**Instructions to follow**
Print each line of the listing once more, precisely as given.

-- Task input start --

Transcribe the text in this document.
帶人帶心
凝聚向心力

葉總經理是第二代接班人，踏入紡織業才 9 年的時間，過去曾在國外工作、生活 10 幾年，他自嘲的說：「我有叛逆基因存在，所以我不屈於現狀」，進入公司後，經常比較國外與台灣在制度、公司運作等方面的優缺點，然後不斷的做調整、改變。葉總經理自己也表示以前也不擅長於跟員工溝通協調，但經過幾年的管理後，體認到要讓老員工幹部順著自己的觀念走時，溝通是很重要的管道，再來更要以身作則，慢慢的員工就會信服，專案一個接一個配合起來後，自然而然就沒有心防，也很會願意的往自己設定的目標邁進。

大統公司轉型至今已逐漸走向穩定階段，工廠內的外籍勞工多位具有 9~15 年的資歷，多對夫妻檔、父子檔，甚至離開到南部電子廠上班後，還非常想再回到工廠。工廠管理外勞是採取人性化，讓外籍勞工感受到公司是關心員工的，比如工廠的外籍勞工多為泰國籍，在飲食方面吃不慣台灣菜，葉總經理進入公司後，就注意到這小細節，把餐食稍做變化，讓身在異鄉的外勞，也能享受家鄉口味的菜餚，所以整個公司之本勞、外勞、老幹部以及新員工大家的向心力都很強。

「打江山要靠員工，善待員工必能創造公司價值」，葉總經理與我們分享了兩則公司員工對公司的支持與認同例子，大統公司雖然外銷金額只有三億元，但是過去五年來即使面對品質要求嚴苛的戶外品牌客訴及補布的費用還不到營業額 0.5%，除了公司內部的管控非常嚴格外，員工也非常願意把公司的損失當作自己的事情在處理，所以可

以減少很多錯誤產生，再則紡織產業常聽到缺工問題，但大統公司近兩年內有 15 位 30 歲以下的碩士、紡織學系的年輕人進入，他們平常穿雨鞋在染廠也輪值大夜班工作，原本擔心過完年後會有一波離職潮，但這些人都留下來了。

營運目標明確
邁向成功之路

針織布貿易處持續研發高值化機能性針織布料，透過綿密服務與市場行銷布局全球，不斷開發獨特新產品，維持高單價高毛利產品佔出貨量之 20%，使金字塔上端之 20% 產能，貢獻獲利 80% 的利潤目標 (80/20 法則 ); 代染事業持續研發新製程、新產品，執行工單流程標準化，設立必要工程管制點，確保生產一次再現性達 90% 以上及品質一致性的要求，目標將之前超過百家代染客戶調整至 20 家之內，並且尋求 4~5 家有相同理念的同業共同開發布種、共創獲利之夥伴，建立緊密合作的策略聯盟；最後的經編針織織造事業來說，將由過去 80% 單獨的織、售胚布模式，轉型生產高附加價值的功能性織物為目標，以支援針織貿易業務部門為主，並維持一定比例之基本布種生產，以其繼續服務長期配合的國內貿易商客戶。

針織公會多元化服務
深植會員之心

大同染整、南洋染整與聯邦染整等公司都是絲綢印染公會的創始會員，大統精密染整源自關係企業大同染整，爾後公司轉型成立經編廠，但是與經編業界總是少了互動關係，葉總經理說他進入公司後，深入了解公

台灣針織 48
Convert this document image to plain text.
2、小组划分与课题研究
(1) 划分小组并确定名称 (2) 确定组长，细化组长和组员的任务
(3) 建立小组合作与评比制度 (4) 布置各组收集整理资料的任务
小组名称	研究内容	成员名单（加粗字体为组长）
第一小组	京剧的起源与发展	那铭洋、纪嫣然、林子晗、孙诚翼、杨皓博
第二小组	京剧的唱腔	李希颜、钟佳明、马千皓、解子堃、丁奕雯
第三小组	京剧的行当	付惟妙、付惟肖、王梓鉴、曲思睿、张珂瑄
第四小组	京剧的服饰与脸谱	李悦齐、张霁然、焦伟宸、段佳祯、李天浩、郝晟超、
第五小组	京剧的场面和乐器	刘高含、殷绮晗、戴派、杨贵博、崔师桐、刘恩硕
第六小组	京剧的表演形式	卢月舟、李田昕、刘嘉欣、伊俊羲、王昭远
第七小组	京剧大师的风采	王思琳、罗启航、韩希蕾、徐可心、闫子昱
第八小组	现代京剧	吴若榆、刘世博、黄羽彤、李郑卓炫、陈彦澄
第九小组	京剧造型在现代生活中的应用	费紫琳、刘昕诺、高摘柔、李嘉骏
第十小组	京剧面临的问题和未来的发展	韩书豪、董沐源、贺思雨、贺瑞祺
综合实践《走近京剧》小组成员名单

-- Task input end --

**Exercise answer**
Transcribe the text in this document.
帶人帶心
凝聚向心力

葉總經理是第二代接班人，踏入紡織業才 9 年的時間，過去曾在國外工作、生活 10 幾年，他自嘲的說：「我有叛逆基因存在，所以我不屈於現狀」，進入公司後，經常比較國外與台灣在制度、公司運作等方面的優缺點，然後不斷的做調整、改變。葉總經理自己也表示以前也不擅長於跟員工溝通協調，但經過幾年的管理後，體認到要讓老員工幹部順著自己的觀念走時，溝通是很重要的管道，再來更要以身作則，慢慢的員工就會信服，專案一個接一個配合起來後，自然而然就沒有心防，也很會願意的往自己設定的目標邁進。

大統公司轉型至今已逐漸走向穩定階段，工廠內的外籍勞工多位具有 9~15 年的資歷，多對夫妻檔、父子檔，甚至離開到南部電子廠上班後，還非常想再回到工廠。工廠管理外勞是採取人性化，讓外籍勞工感受到公司是關心員工的，比如工廠的外籍勞工多為泰國籍，在飲食方面吃不慣台灣菜，葉總經理進入公司後，就注意到這小細節，把餐食稍做變化，讓身在異鄉的外勞，也能享受家鄉口味的菜餚，所以整個公司之本勞、外勞、老幹部以及新員工大家的向心力都很強。

「打江山要靠員工，善待員工必能創造公司價值」，葉總經理與我們分享了兩則公司員工對公司的支持與認同例子，大統公司雖然外銷金額只有三億元，但是過去五年來即使面對品質要求嚴苛的戶外品牌客訴及補布的費用還不到營業額 0.5%，除了公司內部的管控非常嚴格外，員工也非常願意把公司的損失當作自己的事情在處理，所以可

以減少很多錯誤產生，再則紡織產業常聽到缺工問題，但大統公司近兩年內有 15 位 30 歲以下的碩士、紡織學系的年輕人進入，他們平常穿雨鞋在染廠也輪值大夜班工作，原本擔心過完年後會有一波離職潮，但這些人都留下來了。

營運目標明確
邁向成功之路

針織布貿易處持續研發高值化機能性針織布料，透過綿密服務與市場行銷布局全球，不斷開發獨特新產品，維持高單價高毛利產品佔出貨量之 20%，使金字塔上端之 20% 產能，貢獻獲利 80% 的利潤目標 (80/20 法則 ); 代染事業持續研發新製程、新產品，執行工單流程標準化，設立必要工程管制點，確保生產一次再現性達 90% 以上及品質一致性的要求，目標將之前超過百家代染客戶調整至 20 家之內，並且尋求 4~5 家有相同理念的同業共同開發布種、共創獲利之夥伴，建立緊密合作的策略聯盟；最後的經編針織織造事業來說，將由過去 80% 單獨的織、售胚布模式，轉型生產高附加價值的功能性織物為目標，以支援針織貿易業務部門為主，並維持一定比例之基本布種生產，以其繼續服務長期配合的國內貿易商客戶。

針織公會多元化服務
深植會員之心

大同染整、南洋染整與聯邦染整等公司都是絲綢印染公會的創始會員，大統精密染整源自關係企業大同染整，爾後公司轉型成立經編廠，但是與經編業界總是少了互動關係，葉總經理說他進入公司後，深入了解公

台灣針織 48
Convert this document image to plain text.
2、小组划分与课题研究
(1) 划分小组并确定名称 (2) 确定组长，细化组长和组员的任务
(3) 建立小组合作与评比制度 (4) 布置各组收集整理资料的任务
小组名称	研究内容	成员名单（加粗字体为组长）
第一小组	京剧的起源与发展	那铭洋、纪嫣然、林子晗、孙诚翼、杨皓博
第二小组	京剧的唱腔	李希颜、钟佳明、马千皓、解子堃、丁奕雯
第三小组	京剧的行当	付惟妙、付惟肖、王梓鉴、曲思睿、张珂瑄
第四小组	京剧的服饰与脸谱	李悦齐、张霁然、焦伟宸、段佳祯、李天浩、郝晟超、
第五小组	京剧的场面和乐器	刘高含、殷绮晗、戴派、杨贵博、崔师桐、刘恩硕
第六小组	京剧的表演形式	卢月舟、李田昕、刘嘉欣、伊俊羲、王昭远
第七小组	京剧大师的风采	王思琳、罗启航、韩希蕾、徐可心、闫子昱
第八小组	现代京剧	吴若榆、刘世博、黄羽彤、李郑卓炫、陈彦澄
第九小组	京剧造型在现代生活中的应用	费紫琳、刘昕诺、高摘柔、李嘉骏
第十小组	京剧面临的问题和未来的发展	韩书豪、董沐源、贺思雨、贺瑞祺
综合实践《走近京剧》小组成员名单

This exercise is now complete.